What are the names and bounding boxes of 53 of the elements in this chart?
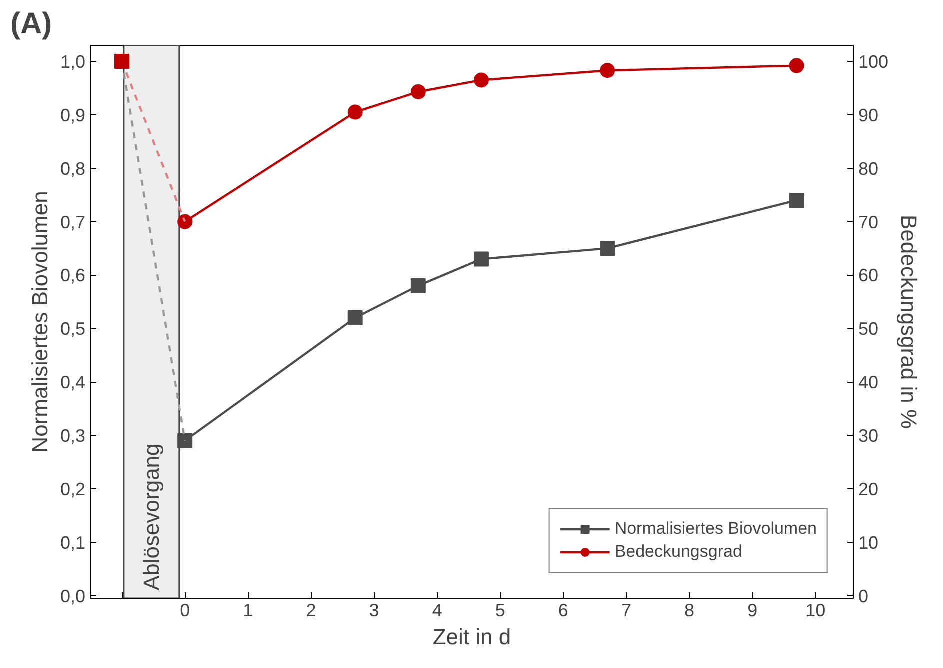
y2-tick-label: 40 bbox=[858, 372, 879, 393]
y2-axis-title: Bedeckungsgrad in % bbox=[896, 214, 922, 430]
point bbox=[474, 252, 489, 267]
legend-label: Bedeckungsgrad bbox=[614, 542, 742, 562]
y-tick-label: 0,5 bbox=[60, 319, 86, 340]
point bbox=[178, 433, 193, 448]
y-tick-label: 0,4 bbox=[60, 372, 86, 393]
y-tick-label: 0,8 bbox=[60, 158, 86, 179]
x-tick-label: 4 bbox=[432, 600, 442, 620]
point bbox=[348, 310, 363, 326]
y-tick-label: 0,7 bbox=[60, 212, 86, 232]
point bbox=[178, 214, 193, 230]
y2-tick-label: 30 bbox=[858, 426, 879, 446]
legend-label: Normalisiertes Biovolumen bbox=[614, 519, 817, 539]
x-tick-label: 6 bbox=[558, 600, 568, 620]
point bbox=[474, 72, 489, 88]
x-tick-label: 3 bbox=[369, 600, 380, 620]
point bbox=[600, 63, 616, 78]
y-axis-title: Normalisiertes Biovolumen bbox=[27, 191, 52, 453]
point bbox=[410, 278, 426, 294]
y2-tick-label: 0 bbox=[858, 586, 869, 606]
y2-tick-label: 90 bbox=[858, 105, 879, 126]
x-tick-label: 0 bbox=[180, 600, 190, 620]
chart-title: (A) bbox=[10, 8, 52, 40]
point bbox=[348, 104, 363, 120]
y-tick-label: 0,9 bbox=[60, 105, 86, 126]
x-tick-label: 5 bbox=[495, 600, 506, 620]
point bbox=[789, 192, 804, 208]
y-tick-label: 1,0 bbox=[60, 52, 86, 72]
y2-tick-label: 20 bbox=[858, 479, 879, 500]
point bbox=[410, 84, 426, 100]
x-tick-label: 2 bbox=[306, 600, 316, 620]
x-tick-label: 8 bbox=[684, 600, 695, 620]
band-label: Ablösevorgang bbox=[139, 444, 164, 590]
y-tick-label: 0,2 bbox=[60, 479, 86, 500]
y2-tick-label: 80 bbox=[858, 158, 879, 179]
x-tick-label: 9 bbox=[748, 600, 758, 620]
y2-tick-label: 100 bbox=[858, 52, 889, 72]
point bbox=[114, 54, 130, 70]
y-tick-label: 0,1 bbox=[60, 532, 86, 553]
point bbox=[789, 58, 804, 74]
x-tick-label: 1 bbox=[243, 600, 254, 620]
y2-tick-label: 10 bbox=[858, 532, 879, 553]
x-tick-label: 10 bbox=[806, 600, 826, 620]
y-tick-label: 0,6 bbox=[60, 266, 86, 286]
y2-tick-label: 50 bbox=[858, 319, 879, 340]
x-tick-label: 7 bbox=[621, 600, 632, 620]
y2-tick-label: 70 bbox=[858, 212, 879, 232]
y-tick-label: 0,3 bbox=[60, 426, 86, 446]
x-axis-title: Zeit in d bbox=[432, 624, 512, 650]
y-tick-label: 0,0 bbox=[60, 586, 86, 606]
point bbox=[600, 241, 616, 256]
y2-tick-label: 60 bbox=[858, 266, 879, 286]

AIM: Put each line of the items above into a JSON list of strings, one string per line, with blank lines dropped. Leave the pictures out.

RESULT FOR THIS TASK:
[
  "What are the names and bounding boxes of 53 of the elements in this chart?",
  "y2-tick-label: 40 bbox=[858, 372, 879, 393]",
  "y2-axis-title: Bedeckungsgrad in % bbox=[896, 214, 922, 430]",
  "point bbox=[474, 252, 489, 267]",
  "legend-label: Bedeckungsgrad bbox=[614, 542, 742, 562]",
  "y-tick-label: 0,5 bbox=[60, 319, 86, 340]",
  "point bbox=[178, 433, 193, 448]",
  "y-tick-label: 0,4 bbox=[60, 372, 86, 393]",
  "y-tick-label: 0,8 bbox=[60, 158, 86, 179]",
  "x-tick-label: 4 bbox=[432, 600, 442, 620]",
  "point bbox=[348, 310, 363, 326]",
  "y-tick-label: 0,7 bbox=[60, 212, 86, 232]",
  "point bbox=[178, 214, 193, 230]",
  "y2-tick-label: 30 bbox=[858, 426, 879, 446]",
  "legend-label: Normalisiertes Biovolumen bbox=[614, 519, 817, 539]",
  "x-tick-label: 6 bbox=[558, 600, 568, 620]",
  "point bbox=[474, 72, 489, 88]",
  "x-tick-label: 3 bbox=[369, 600, 380, 620]",
  "point bbox=[600, 63, 616, 78]",
  "y-axis-title: Normalisiertes Biovolumen bbox=[27, 191, 52, 453]",
  "point bbox=[410, 278, 426, 294]",
  "y2-tick-label: 0 bbox=[858, 586, 869, 606]",
  "y2-tick-label: 90 bbox=[858, 105, 879, 126]",
  "x-tick-label: 0 bbox=[180, 600, 190, 620]",
  "chart-title: (A) bbox=[10, 8, 52, 40]",
  "point bbox=[348, 104, 363, 120]",
  "y-tick-label: 0,9 bbox=[60, 105, 86, 126]",
  "x-tick-label: 5 bbox=[495, 600, 506, 620]",
  "point bbox=[789, 192, 804, 208]",
  "y-tick-label: 1,0 bbox=[60, 52, 86, 72]",
  "y2-tick-label: 20 bbox=[858, 479, 879, 500]",
  "point bbox=[410, 84, 426, 100]",
  "x-tick-label: 2 bbox=[306, 600, 316, 620]",
  "x-tick-label: 8 bbox=[684, 600, 695, 620]",
  "band-label: Ablösevorgang bbox=[139, 444, 164, 590]",
  "y-tick-label: 0,2 bbox=[60, 479, 86, 500]",
  "y2-tick-label: 80 bbox=[858, 158, 879, 179]",
  "x-tick-label: 9 bbox=[748, 600, 758, 620]",
  "y2-tick-label: 100 bbox=[858, 52, 889, 72]",
  "point bbox=[114, 54, 130, 70]",
  "y-tick-label: 0,1 bbox=[60, 532, 86, 553]",
  "point bbox=[789, 58, 804, 74]",
  "x-tick-label: 1 bbox=[243, 600, 254, 620]",
  "y2-tick-label: 10 bbox=[858, 532, 879, 553]",
  "x-tick-label: 10 bbox=[806, 600, 826, 620]",
  "y-tick-label: 0,6 bbox=[60, 266, 86, 286]",
  "y2-tick-label: 50 bbox=[858, 319, 879, 340]",
  "x-tick-label: 7 bbox=[621, 600, 632, 620]",
  "y2-tick-label: 70 bbox=[858, 212, 879, 232]",
  "y-tick-label: 0,3 bbox=[60, 426, 86, 446]",
  "x-axis-title: Zeit in d bbox=[432, 624, 512, 650]",
  "y-tick-label: 0,0 bbox=[60, 586, 86, 606]",
  "point bbox=[600, 241, 616, 256]",
  "y2-tick-label: 60 bbox=[858, 266, 879, 286]"
]